** Opening Data extract block **

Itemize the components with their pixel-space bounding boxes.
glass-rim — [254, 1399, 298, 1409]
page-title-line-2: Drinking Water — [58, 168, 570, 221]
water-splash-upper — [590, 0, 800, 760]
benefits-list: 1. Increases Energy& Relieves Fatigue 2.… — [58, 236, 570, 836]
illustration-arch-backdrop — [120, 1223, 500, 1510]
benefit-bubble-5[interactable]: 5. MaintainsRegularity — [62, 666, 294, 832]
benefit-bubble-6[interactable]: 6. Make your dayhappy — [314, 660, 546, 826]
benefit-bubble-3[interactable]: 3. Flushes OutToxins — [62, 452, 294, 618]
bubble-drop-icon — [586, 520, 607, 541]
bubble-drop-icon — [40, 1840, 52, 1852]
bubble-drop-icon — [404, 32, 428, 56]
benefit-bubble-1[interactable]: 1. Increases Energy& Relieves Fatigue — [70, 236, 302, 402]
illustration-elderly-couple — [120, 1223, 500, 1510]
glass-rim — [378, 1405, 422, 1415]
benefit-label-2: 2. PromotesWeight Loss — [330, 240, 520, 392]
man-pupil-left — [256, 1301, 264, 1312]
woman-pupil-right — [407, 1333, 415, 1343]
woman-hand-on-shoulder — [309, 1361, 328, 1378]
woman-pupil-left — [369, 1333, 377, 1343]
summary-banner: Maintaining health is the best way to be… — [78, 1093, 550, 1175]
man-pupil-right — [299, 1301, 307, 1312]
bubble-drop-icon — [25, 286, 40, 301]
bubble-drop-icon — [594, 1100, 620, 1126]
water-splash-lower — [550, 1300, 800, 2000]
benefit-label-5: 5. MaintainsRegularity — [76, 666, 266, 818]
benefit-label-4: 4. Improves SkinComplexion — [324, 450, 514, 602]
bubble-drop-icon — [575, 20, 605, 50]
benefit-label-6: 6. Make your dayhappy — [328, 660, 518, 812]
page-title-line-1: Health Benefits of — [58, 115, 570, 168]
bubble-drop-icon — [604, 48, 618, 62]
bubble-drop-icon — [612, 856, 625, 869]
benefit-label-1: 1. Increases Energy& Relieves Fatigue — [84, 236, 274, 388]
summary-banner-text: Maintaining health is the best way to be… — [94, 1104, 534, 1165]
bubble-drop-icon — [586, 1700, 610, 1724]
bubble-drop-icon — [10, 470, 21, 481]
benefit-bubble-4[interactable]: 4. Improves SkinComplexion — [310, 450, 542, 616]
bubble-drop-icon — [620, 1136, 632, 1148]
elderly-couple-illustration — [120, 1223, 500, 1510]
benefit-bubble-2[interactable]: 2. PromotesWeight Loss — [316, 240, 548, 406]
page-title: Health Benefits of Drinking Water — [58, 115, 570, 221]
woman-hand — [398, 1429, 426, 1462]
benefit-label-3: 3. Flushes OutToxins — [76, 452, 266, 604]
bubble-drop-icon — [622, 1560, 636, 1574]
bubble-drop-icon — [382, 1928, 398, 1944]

** Closing Data extract block **

Take the entries above and repeat them verbatim.

Answer to this exercise —
Itemize the components with their pixel-space bounding boxes.
glass-rim — [254, 1399, 298, 1409]
page-title-line-2: Drinking Water — [58, 168, 570, 221]
water-splash-upper — [590, 0, 800, 760]
benefits-list: 1. Increases Energy& Relieves Fatigue 2.… — [58, 236, 570, 836]
illustration-arch-backdrop — [120, 1223, 500, 1510]
benefit-bubble-5[interactable]: 5. MaintainsRegularity — [62, 666, 294, 832]
benefit-bubble-6[interactable]: 6. Make your dayhappy — [314, 660, 546, 826]
benefit-bubble-3[interactable]: 3. Flushes OutToxins — [62, 452, 294, 618]
bubble-drop-icon — [586, 520, 607, 541]
bubble-drop-icon — [40, 1840, 52, 1852]
bubble-drop-icon — [404, 32, 428, 56]
benefit-bubble-1[interactable]: 1. Increases Energy& Relieves Fatigue — [70, 236, 302, 402]
illustration-elderly-couple — [120, 1223, 500, 1510]
glass-rim — [378, 1405, 422, 1415]
benefit-label-2: 2. PromotesWeight Loss — [330, 240, 520, 392]
man-pupil-left — [256, 1301, 264, 1312]
woman-pupil-right — [407, 1333, 415, 1343]
woman-hand-on-shoulder — [309, 1361, 328, 1378]
woman-pupil-left — [369, 1333, 377, 1343]
summary-banner: Maintaining health is the best way to be… — [78, 1093, 550, 1175]
man-pupil-right — [299, 1301, 307, 1312]
bubble-drop-icon — [25, 286, 40, 301]
bubble-drop-icon — [594, 1100, 620, 1126]
water-splash-lower — [550, 1300, 800, 2000]
benefit-label-5: 5. MaintainsRegularity — [76, 666, 266, 818]
benefit-label-4: 4. Improves SkinComplexion — [324, 450, 514, 602]
bubble-drop-icon — [575, 20, 605, 50]
benefit-label-6: 6. Make your dayhappy — [328, 660, 518, 812]
page-title-line-1: Health Benefits of — [58, 115, 570, 168]
bubble-drop-icon — [604, 48, 618, 62]
bubble-drop-icon — [612, 856, 625, 869]
benefit-label-1: 1. Increases Energy& Relieves Fatigue — [84, 236, 274, 388]
summary-banner-text: Maintaining health is the best way to be… — [94, 1104, 534, 1165]
bubble-drop-icon — [586, 1700, 610, 1724]
bubble-drop-icon — [10, 470, 21, 481]
benefit-bubble-4[interactable]: 4. Improves SkinComplexion — [310, 450, 542, 616]
bubble-drop-icon — [620, 1136, 632, 1148]
elderly-couple-illustration — [120, 1223, 500, 1510]
benefit-bubble-2[interactable]: 2. PromotesWeight Loss — [316, 240, 548, 406]
page-title: Health Benefits of Drinking Water — [58, 115, 570, 221]
woman-hand — [398, 1429, 426, 1462]
benefit-label-3: 3. Flushes OutToxins — [76, 452, 266, 604]
bubble-drop-icon — [622, 1560, 636, 1574]
bubble-drop-icon — [382, 1928, 398, 1944]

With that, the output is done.